# start of Excerpt provided

I have been looking forward to this film for so long! The stage version of Les Miserables is my favourite musical of all time and the Victor Hugo novel is one of my favourite books of all time; so my mood was of cautiously excited optimism when it was first announced that a film adaptation would be made. I love Les Mis of course but Phantom of the Opera - my second favourite musical - got a mostly rubbish adaptation in the 2004 film. Sweeney Todd is another favourite musical of mine and its film adaptation wasn't bad but the stage version is so much better. My excitement did get considerably stronger when Tom Hooper was announced as the director of Les Mis because I loved The King's Speech. And then I got even more excited with every cast member that was announced. OK, there was a big drop in excitement when it was announced from many websites that Taylor Swift was playing Eponine but balance was restored when it was announced that Samantha Barks had got the role instead. And at long last I've finally seen this film - twice! I saw it last night with two friends and tonight with my mum because she wanted someone to go to the cinema with.

# end of Excerpt provided

(Directive A)
Answer each question about the review, one per line:
(i) Which musical does the writer rank second among favorites?
(ii) Who was announced as director of the film?
(iii) Who went with the writer to the second viewing?
The records have no connection to the review.

# start of Dataset entries

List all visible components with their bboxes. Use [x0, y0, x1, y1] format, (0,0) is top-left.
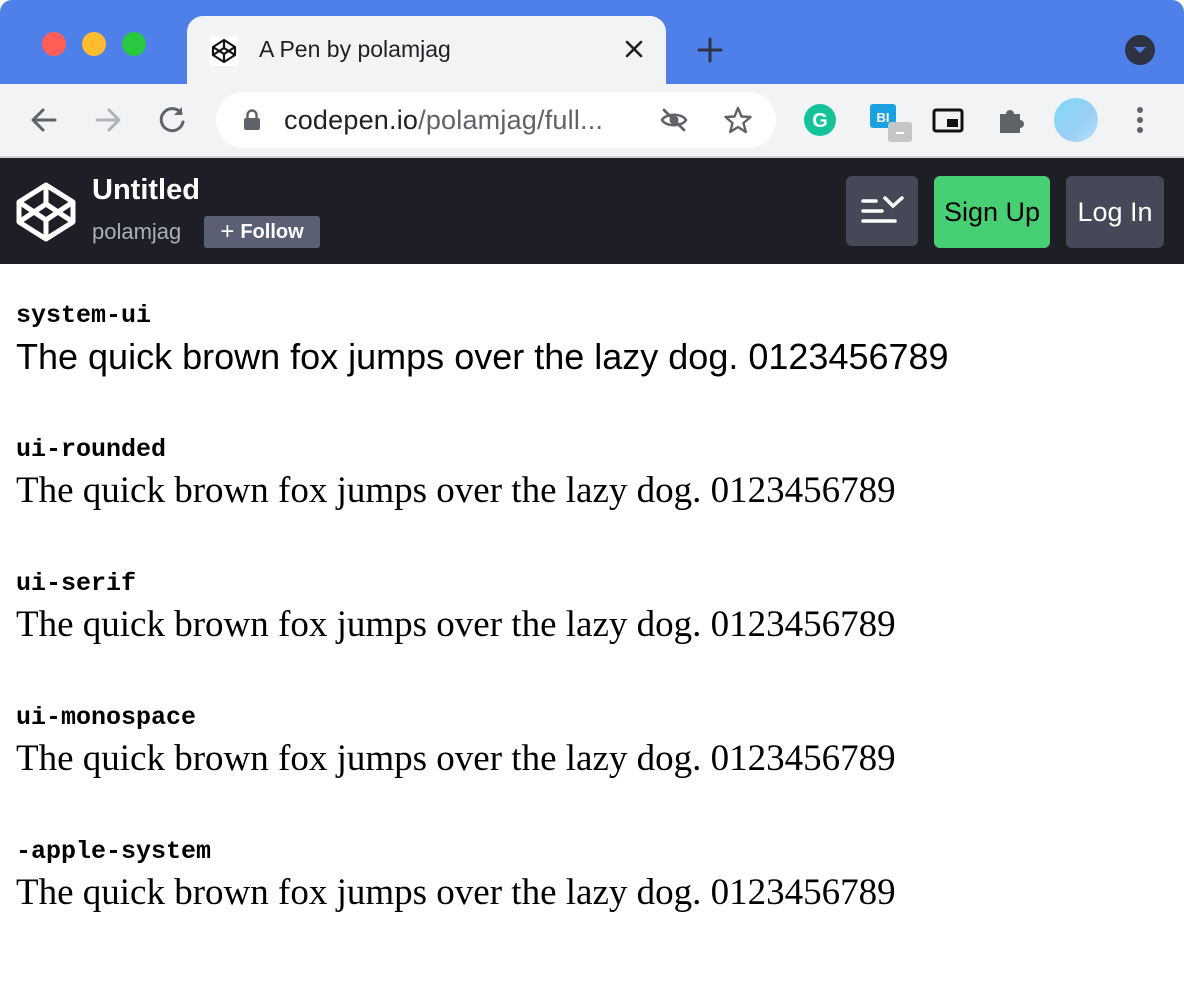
picture-in-picture-icon[interactable] — [930, 102, 966, 138]
font-name-label: ui-rounded — [16, 435, 167, 464]
codepen-header: Untitled polamjag + Follow Sign Up Log I… — [0, 158, 1184, 264]
codepen-favicon-icon — [209, 36, 239, 66]
browser-tab[interactable]: A Pen by polamjag — [187, 16, 666, 84]
pen-author-link[interactable]: polamjag — [92, 219, 181, 245]
follow-button[interactable]: + Follow — [204, 216, 320, 248]
bi-extension-icon[interactable]: BI — [866, 98, 914, 146]
change-view-button[interactable] — [846, 176, 918, 246]
forward-arrow-icon[interactable] — [90, 102, 126, 138]
back-arrow-icon[interactable] — [26, 102, 62, 138]
url-text[interactable]: codepen.io/polamjag/full... — [284, 105, 603, 136]
font-sample-text: The quick brown fox jumps over the lazy … — [16, 872, 896, 913]
chevron-down-icon — [1134, 47, 1146, 53]
layout-menu-icon — [861, 196, 904, 223]
tab-title: A Pen by polamjag — [259, 36, 451, 62]
pen-title[interactable]: Untitled — [92, 174, 200, 207]
font-name-label: ui-serif — [16, 569, 137, 598]
font-sample-text: The quick brown fox jumps over the lazy … — [16, 470, 896, 511]
sign-up-button[interactable]: Sign Up — [934, 176, 1050, 248]
lock-icon[interactable] — [240, 108, 264, 132]
address-bar[interactable]: codepen.io/polamjag/full... — [216, 92, 776, 148]
url-path: /polamjag/full... — [418, 105, 604, 135]
log-in-button[interactable]: Log In — [1066, 176, 1164, 248]
more-menu-icon[interactable] — [1122, 102, 1158, 138]
maximize-window-button[interactable] — [122, 32, 146, 56]
tab-search-button[interactable] — [1125, 35, 1155, 65]
close-tab-icon[interactable] — [621, 36, 647, 62]
profile-avatar[interactable] — [1054, 98, 1098, 142]
font-name-label: -apple-system — [16, 837, 212, 866]
follow-label: Follow — [240, 220, 304, 243]
font-sample-text: The quick brown fox jumps over the lazy … — [16, 604, 896, 645]
bookmark-star-icon[interactable] — [722, 104, 754, 136]
font-sample-text: The quick brown fox jumps over the lazy … — [16, 738, 896, 779]
font-sample-apple-system: -apple-system The quick brown fox jumps … — [16, 836, 1166, 970]
grammarly-letter: G — [812, 110, 828, 132]
minimize-window-button[interactable] — [82, 32, 106, 56]
reload-icon[interactable] — [154, 102, 190, 138]
bi-extension-label: BI — [877, 110, 890, 125]
font-sample-text: The quick brown fox jumps over the lazy … — [16, 336, 949, 377]
extensions-puzzle-icon[interactable] — [994, 102, 1030, 138]
url-host: codepen.io — [284, 105, 419, 135]
close-window-button[interactable] — [42, 32, 66, 56]
eye-off-icon[interactable] — [658, 104, 690, 136]
font-name-label: ui-monospace — [16, 703, 197, 732]
pen-output: system-ui The quick brown fox jumps over… — [16, 300, 1166, 970]
browser-toolbar: codepen.io/polamjag/full... G BI — [0, 84, 1184, 158]
font-name-label: system-ui — [16, 301, 152, 330]
font-sample-system-ui: system-ui The quick brown fox jumps over… — [16, 300, 1166, 434]
font-sample-ui-monospace: ui-monospace The quick brown fox jumps o… — [16, 702, 1166, 836]
browser-tab-strip: A Pen by polamjag — [0, 0, 1184, 84]
codepen-logo-icon[interactable] — [14, 180, 78, 244]
grammarly-icon[interactable]: G — [802, 102, 838, 138]
new-tab-icon[interactable] — [694, 34, 726, 66]
font-sample-ui-rounded: ui-rounded The quick brown fox jumps ove… — [16, 434, 1166, 568]
font-sample-ui-serif: ui-serif The quick brown fox jumps over … — [16, 568, 1166, 702]
plus-icon: + — [220, 218, 235, 245]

# end of Dataset entries

(Directive B) In the records, retype the lines from the one containing "picture-in-picture-icon[interactable] — [930, 102, 966, 138]" up to and including the one containing "browser-tab[interactable]: A Pen".

(Exercise response A)
(i) Phantom of the Opera
(ii) Tom Hooper
(iii) The writer's mum

(Exercise response B)
picture-in-picture-icon[interactable] — [930, 102, 966, 138]
font-name-label: ui-rounded — [16, 435, 167, 464]
codepen-header: Untitled polamjag + Follow Sign Up Log I… — [0, 158, 1184, 264]
codepen-favicon-icon — [209, 36, 239, 66]
browser-tab[interactable]: A Pen by polamjag — [187, 16, 666, 84]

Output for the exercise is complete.